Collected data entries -
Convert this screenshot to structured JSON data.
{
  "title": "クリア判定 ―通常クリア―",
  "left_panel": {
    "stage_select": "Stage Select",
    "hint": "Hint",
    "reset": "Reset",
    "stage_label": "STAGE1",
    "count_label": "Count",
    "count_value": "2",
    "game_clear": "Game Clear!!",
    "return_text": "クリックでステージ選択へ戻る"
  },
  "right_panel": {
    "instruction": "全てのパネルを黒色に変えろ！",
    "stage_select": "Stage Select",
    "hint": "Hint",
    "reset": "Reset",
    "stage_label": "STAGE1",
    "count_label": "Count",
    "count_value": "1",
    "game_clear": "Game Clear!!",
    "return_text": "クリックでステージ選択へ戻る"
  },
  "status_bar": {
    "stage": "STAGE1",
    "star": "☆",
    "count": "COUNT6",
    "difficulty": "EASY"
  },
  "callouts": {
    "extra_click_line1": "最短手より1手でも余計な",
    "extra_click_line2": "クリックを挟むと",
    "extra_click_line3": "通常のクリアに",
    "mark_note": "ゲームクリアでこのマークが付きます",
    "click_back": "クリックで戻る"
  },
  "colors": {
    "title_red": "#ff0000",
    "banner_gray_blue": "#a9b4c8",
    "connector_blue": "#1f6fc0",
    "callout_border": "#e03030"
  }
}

Instructions for the task - Each line of the material must be restated exactly.

Task output -
Convert this screenshot to structured JSON data.
{
  "title": "クリア判定 ―通常クリア―",
  "left_panel": {
    "stage_select": "Stage Select",
    "hint": "Hint",
    "reset": "Reset",
    "stage_label": "STAGE1",
    "count_label": "Count",
    "count_value": "2",
    "game_clear": "Game Clear!!",
    "return_text": "クリックでステージ選択へ戻る"
  },
  "right_panel": {
    "instruction": "全てのパネルを黒色に変えろ！",
    "stage_select": "Stage Select",
    "hint": "Hint",
    "reset": "Reset",
    "stage_label": "STAGE1",
    "count_label": "Count",
    "count_value": "1",
    "game_clear": "Game Clear!!",
    "return_text": "クリックでステージ選択へ戻る"
  },
  "status_bar": {
    "stage": "STAGE1",
    "star": "☆",
    "count": "COUNT6",
    "difficulty": "EASY"
  },
  "callouts": {
    "extra_click_line1": "最短手より1手でも余計な",
    "extra_click_line2": "クリックを挟むと",
    "extra_click_line3": "通常のクリアに",
    "mark_note": "ゲームクリアでこのマークが付きます",
    "click_back": "クリックで戻る"
  },
  "colors": {
    "title_red": "#ff0000",
    "banner_gray_blue": "#a9b4c8",
    "connector_blue": "#1f6fc0",
    "callout_border": "#e03030"
  }
}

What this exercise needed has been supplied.